▶ **Extract provided**
'''
Visually distinguishing reserved words allows the reader to focus on program structure alone, if desired, and also aids scanning for particular identifiers.

The instantiation chosen here is meant to be more readable for the experienced Ada programmer, who does not need reserved words to leap off the page. Beginners to any language often find that reserved words should be emphasized to help them find the control structures more easily. Because of this, instructors in the classroom and books introducing the Ada language may want to consider an alternative instantiation. It should be instructive to note that the Ada Language Reference Manual chose to bold all reserved words. Upper case for reserved words may also be suitable.

note

In Section 2.1, Nissen and Wallis (1984) states that "The choice of case is highly debatable, and that chosen for the [Ada Language Reference Manual (Department of Defense 1983)] is not necessarily the best. The use of lower case for reserved words is often preferred, so that they do not stand out too much. However, lower case is generally easier to read than upper case; words can be distinguished by their overall shape, and can be found more quickly when scanning the text."

automation note

Ada names are not case sensitive. Therefore the names max_limit, MAX_LIMIT, and Max_Limit denote the same object or entity. A good code formatter should be able to automatically convert from one style to another as long as the words are delimited by underscores.

As recommended in Guideline 3.1.4, abbreviations should be project wide. An automated tool should allow a project to specify those abbreviations and format them accordingly.

Language Ref Manual references: 2.3 Identifiers, 2.9 Reserved Words

3.1.4 Abbreviations

guideline

• Do not use an abbreviation of a long word as an identifier where a shorter synonym exists.
• Use a consistent abbreviation strategy.
• Do not use ambiguous abbreviations.
• An abbreviation must save many characters over the full word to be justified.
• Use abbreviations that are well-accepted in the application domain.
• Maintain a list of accepted abbreviations and use only abbreviations on that list.
'''
Layout annotation records:
'''
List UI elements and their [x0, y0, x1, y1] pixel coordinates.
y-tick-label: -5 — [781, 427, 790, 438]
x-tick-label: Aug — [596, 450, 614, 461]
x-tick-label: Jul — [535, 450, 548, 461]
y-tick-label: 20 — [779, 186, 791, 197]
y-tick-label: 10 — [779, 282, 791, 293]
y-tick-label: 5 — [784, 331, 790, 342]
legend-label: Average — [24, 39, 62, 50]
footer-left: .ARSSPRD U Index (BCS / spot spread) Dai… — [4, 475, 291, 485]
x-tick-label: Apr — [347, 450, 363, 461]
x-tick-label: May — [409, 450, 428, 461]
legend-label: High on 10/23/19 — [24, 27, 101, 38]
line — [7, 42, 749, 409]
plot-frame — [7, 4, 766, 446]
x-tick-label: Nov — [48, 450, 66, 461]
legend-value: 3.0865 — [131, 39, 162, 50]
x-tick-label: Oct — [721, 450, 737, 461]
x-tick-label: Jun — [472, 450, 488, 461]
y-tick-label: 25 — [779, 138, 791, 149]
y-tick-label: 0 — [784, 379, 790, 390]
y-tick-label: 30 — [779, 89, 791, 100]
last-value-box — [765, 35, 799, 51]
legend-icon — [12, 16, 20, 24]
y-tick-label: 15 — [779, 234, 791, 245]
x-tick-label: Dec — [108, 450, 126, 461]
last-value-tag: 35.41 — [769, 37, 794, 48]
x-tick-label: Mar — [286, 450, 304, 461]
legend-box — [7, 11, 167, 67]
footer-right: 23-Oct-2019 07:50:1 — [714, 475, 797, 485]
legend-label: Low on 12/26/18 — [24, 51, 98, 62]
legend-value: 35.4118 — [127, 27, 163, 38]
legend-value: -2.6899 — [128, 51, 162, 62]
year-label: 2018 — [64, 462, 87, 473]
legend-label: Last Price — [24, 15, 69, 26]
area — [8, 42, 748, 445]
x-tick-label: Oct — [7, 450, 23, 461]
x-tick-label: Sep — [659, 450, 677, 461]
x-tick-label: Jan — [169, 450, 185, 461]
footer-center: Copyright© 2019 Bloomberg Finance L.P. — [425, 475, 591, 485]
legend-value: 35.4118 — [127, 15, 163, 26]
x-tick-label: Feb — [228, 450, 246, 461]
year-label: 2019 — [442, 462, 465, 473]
'''
'''
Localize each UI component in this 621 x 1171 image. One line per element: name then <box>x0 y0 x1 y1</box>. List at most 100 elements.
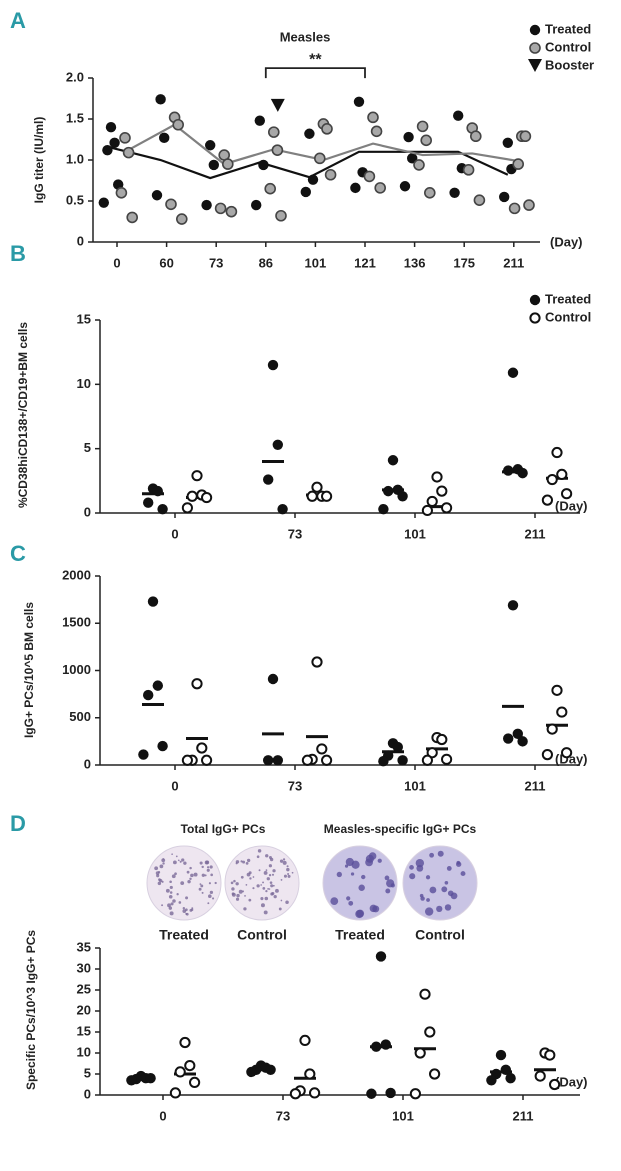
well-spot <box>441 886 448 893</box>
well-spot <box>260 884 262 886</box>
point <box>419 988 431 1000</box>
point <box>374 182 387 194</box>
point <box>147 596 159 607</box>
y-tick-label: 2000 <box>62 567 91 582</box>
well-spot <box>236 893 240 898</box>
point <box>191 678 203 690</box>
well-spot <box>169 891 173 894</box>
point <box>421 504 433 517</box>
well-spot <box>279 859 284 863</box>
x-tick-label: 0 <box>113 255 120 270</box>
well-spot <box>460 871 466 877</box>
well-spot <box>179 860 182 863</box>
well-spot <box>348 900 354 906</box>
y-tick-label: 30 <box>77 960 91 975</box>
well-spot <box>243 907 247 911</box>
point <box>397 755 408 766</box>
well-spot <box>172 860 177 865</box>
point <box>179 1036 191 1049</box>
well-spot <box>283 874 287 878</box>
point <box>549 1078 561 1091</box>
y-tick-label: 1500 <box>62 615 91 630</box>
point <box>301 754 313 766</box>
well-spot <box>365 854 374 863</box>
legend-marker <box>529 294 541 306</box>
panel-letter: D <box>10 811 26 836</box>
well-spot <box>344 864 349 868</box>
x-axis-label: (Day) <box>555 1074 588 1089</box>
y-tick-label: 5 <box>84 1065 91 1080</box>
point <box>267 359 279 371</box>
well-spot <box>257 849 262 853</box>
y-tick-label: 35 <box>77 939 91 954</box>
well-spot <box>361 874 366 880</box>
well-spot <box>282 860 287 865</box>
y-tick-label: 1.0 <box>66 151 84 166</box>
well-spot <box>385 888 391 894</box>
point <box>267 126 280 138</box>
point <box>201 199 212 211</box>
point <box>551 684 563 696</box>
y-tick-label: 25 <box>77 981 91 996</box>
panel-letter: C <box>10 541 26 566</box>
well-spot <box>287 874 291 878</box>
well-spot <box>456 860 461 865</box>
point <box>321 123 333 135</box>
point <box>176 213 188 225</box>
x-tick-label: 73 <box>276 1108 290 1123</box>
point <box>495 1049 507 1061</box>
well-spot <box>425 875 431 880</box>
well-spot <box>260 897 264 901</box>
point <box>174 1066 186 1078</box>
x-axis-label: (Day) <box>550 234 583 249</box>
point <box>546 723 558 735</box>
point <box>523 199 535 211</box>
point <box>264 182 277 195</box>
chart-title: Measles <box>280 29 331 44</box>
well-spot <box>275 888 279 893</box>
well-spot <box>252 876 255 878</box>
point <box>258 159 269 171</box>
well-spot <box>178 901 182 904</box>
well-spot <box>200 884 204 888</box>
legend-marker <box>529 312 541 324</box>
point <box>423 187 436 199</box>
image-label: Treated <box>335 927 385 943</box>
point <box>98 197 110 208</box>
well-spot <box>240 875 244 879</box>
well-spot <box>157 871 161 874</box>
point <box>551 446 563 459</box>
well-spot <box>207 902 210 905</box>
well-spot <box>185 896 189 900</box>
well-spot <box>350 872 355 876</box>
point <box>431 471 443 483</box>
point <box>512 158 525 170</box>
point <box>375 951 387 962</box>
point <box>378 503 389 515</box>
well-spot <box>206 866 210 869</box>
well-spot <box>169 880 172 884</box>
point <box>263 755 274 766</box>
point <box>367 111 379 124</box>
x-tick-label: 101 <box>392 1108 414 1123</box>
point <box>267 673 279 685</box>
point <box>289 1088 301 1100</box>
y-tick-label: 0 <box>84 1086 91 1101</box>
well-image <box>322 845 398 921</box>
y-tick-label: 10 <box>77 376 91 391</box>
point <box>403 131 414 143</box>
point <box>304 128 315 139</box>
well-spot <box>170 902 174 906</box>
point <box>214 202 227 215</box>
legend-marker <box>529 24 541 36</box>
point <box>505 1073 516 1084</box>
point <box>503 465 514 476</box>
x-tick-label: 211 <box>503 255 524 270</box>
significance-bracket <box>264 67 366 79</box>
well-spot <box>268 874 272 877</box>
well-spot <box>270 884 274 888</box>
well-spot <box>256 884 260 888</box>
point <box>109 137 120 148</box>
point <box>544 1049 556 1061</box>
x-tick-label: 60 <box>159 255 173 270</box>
'''
▶ **Directives**
A – Give every guideline listed under "3.1.4 Abbreviations" in the Ada style guide excerpt.
B – Turn the paragraph of the Ada style guide excerpt that begins "The instantiation chosen here" into a short bulleted list that keeps its main points.
C – Write the next part of the Ada style guide excerpt, picking up after its final line.

▶ **The answers**
A –
- Do not use an abbreviation of a long word as an identifier where a shorter synonym exists.
- Use a consistent abbreviation strategy.
- Do not use ambiguous abbreviations.
- An abbreviation must save many characters over the full word to be justified.
- Use abbreviations that are well-accepted in the application domain.
- Maintain a list of accepted abbreviations and use only abbreviations on that list.

B –
- The style chosen here aims to be more readable for experienced Ada programmers, who don't need reserved words to stand out.
- Beginners often find that emphasized reserved words help them spot control structures.
- Classroom instructors and introductory Ada books may therefore want a different style.
- The Ada Language Reference Manual puts all reserved words in bold.
- Upper case for reserved words may also work.

C –
example

Use `Time_Of_Receipt` rather than `Recd_Time` or `R_Time`.

But in an application that commonly deals with message formats that meet military standards, `DOD_STD_MSG_FMT` is an acceptable abbreviation for:
`Department_Of_Defense_Standard_Message_Format.`

rationale

Many abbreviations are ambiguous or unintelligible unless taken in context. As an example, Temp could indicate either temporary or temperature. For this reason, you should choose abbreviations carefully when you use them. The rationale in Guideline 8.1.2 provides a more thorough discussion of how context should influence the use of abbreviations.

Since very long variable names can obscure the structure of the program, especially in deeply nested (indented) control structures, it is a good idea to try to keep identifiers short and meaningful. Use short unabbreviated names whenever possible. If there is no short word which will serve as an identifier, then a well known unambiguous abbreviation is the next best choice, especially if it comes from a list of standard abbreviations used throughout the project.

An abbreviated format for a fully qualified name can be established via the renames clause. This capability is useful when a very long, fully qualified name would otherwise occur many times in a localized section of code (see Guideline 5.7.2).

A list of accepted abbreviations for a project provides a standard context for using each abbreviation.